Entries taken from a collection

******************************

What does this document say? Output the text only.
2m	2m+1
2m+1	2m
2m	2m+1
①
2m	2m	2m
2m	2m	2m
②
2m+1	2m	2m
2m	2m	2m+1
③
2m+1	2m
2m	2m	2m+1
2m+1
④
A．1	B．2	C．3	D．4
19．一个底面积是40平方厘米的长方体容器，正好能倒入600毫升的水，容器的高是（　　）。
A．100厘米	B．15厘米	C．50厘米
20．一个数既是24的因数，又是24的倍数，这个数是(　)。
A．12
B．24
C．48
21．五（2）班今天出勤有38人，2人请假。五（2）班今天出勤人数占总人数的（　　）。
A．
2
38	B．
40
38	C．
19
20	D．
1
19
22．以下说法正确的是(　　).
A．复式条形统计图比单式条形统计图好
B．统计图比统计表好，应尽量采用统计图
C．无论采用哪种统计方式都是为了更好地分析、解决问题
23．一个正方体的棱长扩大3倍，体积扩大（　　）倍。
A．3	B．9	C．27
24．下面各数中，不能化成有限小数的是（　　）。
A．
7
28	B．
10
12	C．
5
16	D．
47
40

******************************

Return the material exactly as it stands.

What does this document say? Output the text only.
2m	2m+1
2m+1	2m
2m	2m+1
①
2m	2m	2m
2m	2m	2m
②
2m+1	2m	2m
2m	2m	2m+1
③
2m+1	2m
2m	2m	2m+1
2m+1
④
A．1	B．2	C．3	D．4
19．一个底面积是40平方厘米的长方体容器，正好能倒入600毫升的水，容器的高是（　　）。
A．100厘米	B．15厘米	C．50厘米
20．一个数既是24的因数，又是24的倍数，这个数是(　)。
A．12
B．24
C．48
21．五（2）班今天出勤有38人，2人请假。五（2）班今天出勤人数占总人数的（　　）。
A．
2
38	B．
40
38	C．
19
20	D．
1
19
22．以下说法正确的是(　　).
A．复式条形统计图比单式条形统计图好
B．统计图比统计表好，应尽量采用统计图
C．无论采用哪种统计方式都是为了更好地分析、解决问题
23．一个正方体的棱长扩大3倍，体积扩大（　　）倍。
A．3	B．9	C．27
24．下面各数中，不能化成有限小数的是（　　）。
A．
7
28	B．
10
12	C．
5
16	D．
47
40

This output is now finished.